▸ **SHORT TASK**:
Each entry below should be reproduced character for character.

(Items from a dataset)

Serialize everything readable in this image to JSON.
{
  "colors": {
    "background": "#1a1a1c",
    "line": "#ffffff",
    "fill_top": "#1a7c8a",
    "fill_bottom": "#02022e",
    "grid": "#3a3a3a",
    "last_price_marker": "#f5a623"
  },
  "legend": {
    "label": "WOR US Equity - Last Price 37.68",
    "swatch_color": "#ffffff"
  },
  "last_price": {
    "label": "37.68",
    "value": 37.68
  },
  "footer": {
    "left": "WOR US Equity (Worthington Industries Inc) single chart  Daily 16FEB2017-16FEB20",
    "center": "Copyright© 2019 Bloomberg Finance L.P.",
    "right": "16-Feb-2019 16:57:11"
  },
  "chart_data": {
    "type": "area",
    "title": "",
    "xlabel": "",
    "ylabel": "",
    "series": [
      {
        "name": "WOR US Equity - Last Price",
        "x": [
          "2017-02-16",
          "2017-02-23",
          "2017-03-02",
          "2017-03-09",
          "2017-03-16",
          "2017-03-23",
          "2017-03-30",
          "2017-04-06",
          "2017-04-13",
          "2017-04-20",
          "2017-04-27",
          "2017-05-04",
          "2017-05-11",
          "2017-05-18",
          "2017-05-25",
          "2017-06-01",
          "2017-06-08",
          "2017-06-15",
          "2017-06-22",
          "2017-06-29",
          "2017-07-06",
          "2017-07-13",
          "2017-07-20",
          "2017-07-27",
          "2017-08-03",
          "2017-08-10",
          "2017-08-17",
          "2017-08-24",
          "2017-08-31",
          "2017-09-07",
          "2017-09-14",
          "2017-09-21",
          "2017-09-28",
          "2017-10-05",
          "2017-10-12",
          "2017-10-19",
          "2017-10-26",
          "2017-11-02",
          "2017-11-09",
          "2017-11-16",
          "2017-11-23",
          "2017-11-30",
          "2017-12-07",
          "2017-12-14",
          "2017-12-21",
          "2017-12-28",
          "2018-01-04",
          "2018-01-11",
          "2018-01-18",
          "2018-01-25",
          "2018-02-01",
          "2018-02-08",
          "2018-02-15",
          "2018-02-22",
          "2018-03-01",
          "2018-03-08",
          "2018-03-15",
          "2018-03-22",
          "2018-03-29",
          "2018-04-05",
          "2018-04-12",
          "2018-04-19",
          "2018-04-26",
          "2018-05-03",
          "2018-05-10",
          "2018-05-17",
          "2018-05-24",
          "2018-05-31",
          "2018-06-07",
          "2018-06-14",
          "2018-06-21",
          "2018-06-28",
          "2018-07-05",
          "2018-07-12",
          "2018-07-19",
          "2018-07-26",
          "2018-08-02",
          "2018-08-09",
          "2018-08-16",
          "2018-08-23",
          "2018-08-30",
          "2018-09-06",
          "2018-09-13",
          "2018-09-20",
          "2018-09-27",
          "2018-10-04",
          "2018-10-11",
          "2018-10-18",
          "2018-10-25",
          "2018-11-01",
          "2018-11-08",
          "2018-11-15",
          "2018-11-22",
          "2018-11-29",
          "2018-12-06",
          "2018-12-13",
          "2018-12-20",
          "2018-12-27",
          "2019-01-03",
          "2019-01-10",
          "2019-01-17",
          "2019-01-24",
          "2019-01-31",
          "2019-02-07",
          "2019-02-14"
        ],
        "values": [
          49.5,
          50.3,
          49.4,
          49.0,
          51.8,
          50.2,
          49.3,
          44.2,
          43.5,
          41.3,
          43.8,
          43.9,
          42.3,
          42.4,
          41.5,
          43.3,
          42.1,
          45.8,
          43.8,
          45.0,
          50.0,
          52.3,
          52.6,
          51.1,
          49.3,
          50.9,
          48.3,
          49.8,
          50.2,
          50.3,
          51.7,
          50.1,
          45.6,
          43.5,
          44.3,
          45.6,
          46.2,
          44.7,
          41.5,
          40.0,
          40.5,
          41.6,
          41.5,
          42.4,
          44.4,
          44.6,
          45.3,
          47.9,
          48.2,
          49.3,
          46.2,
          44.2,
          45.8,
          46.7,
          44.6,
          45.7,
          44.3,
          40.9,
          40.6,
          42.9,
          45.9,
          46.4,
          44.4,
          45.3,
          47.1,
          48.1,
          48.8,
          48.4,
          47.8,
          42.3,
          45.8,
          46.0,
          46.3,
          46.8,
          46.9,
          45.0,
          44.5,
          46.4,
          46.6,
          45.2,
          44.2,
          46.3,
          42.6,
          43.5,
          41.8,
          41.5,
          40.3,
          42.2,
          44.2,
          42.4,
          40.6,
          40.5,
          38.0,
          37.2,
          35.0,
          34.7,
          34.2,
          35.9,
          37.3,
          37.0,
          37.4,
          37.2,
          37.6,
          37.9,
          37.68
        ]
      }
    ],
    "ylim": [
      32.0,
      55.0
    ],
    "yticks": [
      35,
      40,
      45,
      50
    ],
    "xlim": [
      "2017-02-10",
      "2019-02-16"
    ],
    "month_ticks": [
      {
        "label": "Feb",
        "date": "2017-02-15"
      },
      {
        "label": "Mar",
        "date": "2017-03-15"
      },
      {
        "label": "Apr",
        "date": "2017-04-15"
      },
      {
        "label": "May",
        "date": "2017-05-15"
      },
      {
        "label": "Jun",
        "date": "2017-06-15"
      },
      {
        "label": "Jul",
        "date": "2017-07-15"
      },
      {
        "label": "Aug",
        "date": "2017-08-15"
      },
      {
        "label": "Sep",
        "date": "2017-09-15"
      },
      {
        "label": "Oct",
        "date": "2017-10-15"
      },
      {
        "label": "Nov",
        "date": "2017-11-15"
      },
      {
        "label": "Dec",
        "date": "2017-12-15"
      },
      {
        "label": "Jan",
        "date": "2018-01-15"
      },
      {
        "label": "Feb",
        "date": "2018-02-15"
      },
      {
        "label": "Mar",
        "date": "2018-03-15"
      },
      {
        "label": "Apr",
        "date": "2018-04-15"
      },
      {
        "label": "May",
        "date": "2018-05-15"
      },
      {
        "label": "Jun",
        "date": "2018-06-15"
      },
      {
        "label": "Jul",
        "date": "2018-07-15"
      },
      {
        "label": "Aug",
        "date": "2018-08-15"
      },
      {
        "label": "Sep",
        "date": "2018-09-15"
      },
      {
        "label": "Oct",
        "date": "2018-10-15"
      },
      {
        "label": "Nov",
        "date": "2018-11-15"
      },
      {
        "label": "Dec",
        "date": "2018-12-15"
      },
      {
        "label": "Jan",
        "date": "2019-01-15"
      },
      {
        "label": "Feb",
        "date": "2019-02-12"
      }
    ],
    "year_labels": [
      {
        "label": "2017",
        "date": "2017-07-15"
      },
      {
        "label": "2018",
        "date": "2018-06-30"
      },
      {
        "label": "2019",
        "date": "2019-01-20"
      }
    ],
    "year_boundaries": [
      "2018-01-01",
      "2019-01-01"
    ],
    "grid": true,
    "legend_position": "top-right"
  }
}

▸ **EXERCISE OUTPUT**:
Serialize everything readable in this image to JSON.
{
  "colors": {
    "background": "#1a1a1c",
    "line": "#ffffff",
    "fill_top": "#1a7c8a",
    "fill_bottom": "#02022e",
    "grid": "#3a3a3a",
    "last_price_marker": "#f5a623"
  },
  "legend": {
    "label": "WOR US Equity - Last Price 37.68",
    "swatch_color": "#ffffff"
  },
  "last_price": {
    "label": "37.68",
    "value": 37.68
  },
  "footer": {
    "left": "WOR US Equity (Worthington Industries Inc) single chart  Daily 16FEB2017-16FEB20",
    "center": "Copyright© 2019 Bloomberg Finance L.P.",
    "right": "16-Feb-2019 16:57:11"
  },
  "chart_data": {
    "type": "area",
    "title": "",
    "xlabel": "",
    "ylabel": "",
    "series": [
      {
        "name": "WOR US Equity - Last Price",
        "x": [
          "2017-02-16",
          "2017-02-23",
          "2017-03-02",
          "2017-03-09",
          "2017-03-16",
          "2017-03-23",
          "2017-03-30",
          "2017-04-06",
          "2017-04-13",
          "2017-04-20",
          "2017-04-27",
          "2017-05-04",
          "2017-05-11",
          "2017-05-18",
          "2017-05-25",
          "2017-06-01",
          "2017-06-08",
          "2017-06-15",
          "2017-06-22",
          "2017-06-29",
          "2017-07-06",
          "2017-07-13",
          "2017-07-20",
          "2017-07-27",
          "2017-08-03",
          "2017-08-10",
          "2017-08-17",
          "2017-08-24",
          "2017-08-31",
          "2017-09-07",
          "2017-09-14",
          "2017-09-21",
          "2017-09-28",
          "2017-10-05",
          "2017-10-12",
          "2017-10-19",
          "2017-10-26",
          "2017-11-02",
          "2017-11-09",
          "2017-11-16",
          "2017-11-23",
          "2017-11-30",
          "2017-12-07",
          "2017-12-14",
          "2017-12-21",
          "2017-12-28",
          "2018-01-04",
          "2018-01-11",
          "2018-01-18",
          "2018-01-25",
          "2018-02-01",
          "2018-02-08",
          "2018-02-15",
          "2018-02-22",
          "2018-03-01",
          "2018-03-08",
          "2018-03-15",
          "2018-03-22",
          "2018-03-29",
          "2018-04-05",
          "2018-04-12",
          "2018-04-19",
          "2018-04-26",
          "2018-05-03",
          "2018-05-10",
          "2018-05-17",
          "2018-05-24",
          "2018-05-31",
          "2018-06-07",
          "2018-06-14",
          "2018-06-21",
          "2018-06-28",
          "2018-07-05",
          "2018-07-12",
          "2018-07-19",
          "2018-07-26",
          "2018-08-02",
          "2018-08-09",
          "2018-08-16",
          "2018-08-23",
          "2018-08-30",
          "2018-09-06",
          "2018-09-13",
          "2018-09-20",
          "2018-09-27",
          "2018-10-04",
          "2018-10-11",
          "2018-10-18",
          "2018-10-25",
          "2018-11-01",
          "2018-11-08",
          "2018-11-15",
          "2018-11-22",
          "2018-11-29",
          "2018-12-06",
          "2018-12-13",
          "2018-12-20",
          "2018-12-27",
          "2019-01-03",
          "2019-01-10",
          "2019-01-17",
          "2019-01-24",
          "2019-01-31",
          "2019-02-07",
          "2019-02-14"
        ],
        "values": [
          49.5,
          50.3,
          49.4,
          49.0,
          51.8,
          50.2,
          49.3,
          44.2,
          43.5,
          41.3,
          43.8,
          43.9,
          42.3,
          42.4,
          41.5,
          43.3,
          42.1,
          45.8,
          43.8,
          45.0,
          50.0,
          52.3,
          52.6,
          51.1,
          49.3,
          50.9,
          48.3,
          49.8,
          50.2,
          50.3,
          51.7,
          50.1,
          45.6,
          43.5,
          44.3,
          45.6,
          46.2,
          44.7,
          41.5,
          40.0,
          40.5,
          41.6,
          41.5,
          42.4,
          44.4,
          44.6,
          45.3,
          47.9,
          48.2,
          49.3,
          46.2,
          44.2,
          45.8,
          46.7,
          44.6,
          45.7,
          44.3,
          40.9,
          40.6,
          42.9,
          45.9,
          46.4,
          44.4,
          45.3,
          47.1,
          48.1,
          48.8,
          48.4,
          47.8,
          42.3,
          45.8,
          46.0,
          46.3,
          46.8,
          46.9,
          45.0,
          44.5,
          46.4,
          46.6,
          45.2,
          44.2,
          46.3,
          42.6,
          43.5,
          41.8,
          41.5,
          40.3,
          42.2,
          44.2,
          42.4,
          40.6,
          40.5,
          38.0,
          37.2,
          35.0,
          34.7,
          34.2,
          35.9,
          37.3,
          37.0,
          37.4,
          37.2,
          37.6,
          37.9,
          37.68
        ]
      }
    ],
    "ylim": [
      32.0,
      55.0
    ],
    "yticks": [
      35,
      40,
      45,
      50
    ],
    "xlim": [
      "2017-02-10",
      "2019-02-16"
    ],
    "month_ticks": [
      {
        "label": "Feb",
        "date": "2017-02-15"
      },
      {
        "label": "Mar",
        "date": "2017-03-15"
      },
      {
        "label": "Apr",
        "date": "2017-04-15"
      },
      {
        "label": "May",
        "date": "2017-05-15"
      },
      {
        "label": "Jun",
        "date": "2017-06-15"
      },
      {
        "label": "Jul",
        "date": "2017-07-15"
      },
      {
        "label": "Aug",
        "date": "2017-08-15"
      },
      {
        "label": "Sep",
        "date": "2017-09-15"
      },
      {
        "label": "Oct",
        "date": "2017-10-15"
      },
      {
        "label": "Nov",
        "date": "2017-11-15"
      },
      {
        "label": "Dec",
        "date": "2017-12-15"
      },
      {
        "label": "Jan",
        "date": "2018-01-15"
      },
      {
        "label": "Feb",
        "date": "2018-02-15"
      },
      {
        "label": "Mar",
        "date": "2018-03-15"
      },
      {
        "label": "Apr",
        "date": "2018-04-15"
      },
      {
        "label": "May",
        "date": "2018-05-15"
      },
      {
        "label": "Jun",
        "date": "2018-06-15"
      },
      {
        "label": "Jul",
        "date": "2018-07-15"
      },
      {
        "label": "Aug",
        "date": "2018-08-15"
      },
      {
        "label": "Sep",
        "date": "2018-09-15"
      },
      {
        "label": "Oct",
        "date": "2018-10-15"
      },
      {
        "label": "Nov",
        "date": "2018-11-15"
      },
      {
        "label": "Dec",
        "date": "2018-12-15"
      },
      {
        "label": "Jan",
        "date": "2019-01-15"
      },
      {
        "label": "Feb",
        "date": "2019-02-12"
      }
    ],
    "year_labels": [
      {
        "label": "2017",
        "date": "2017-07-15"
      },
      {
        "label": "2018",
        "date": "2018-06-30"
      },
      {
        "label": "2019",
        "date": "2019-01-20"
      }
    ],
    "year_boundaries": [
      "2018-01-01",
      "2019-01-01"
    ],
    "grid": true,
    "legend_position": "top-right"
  }
}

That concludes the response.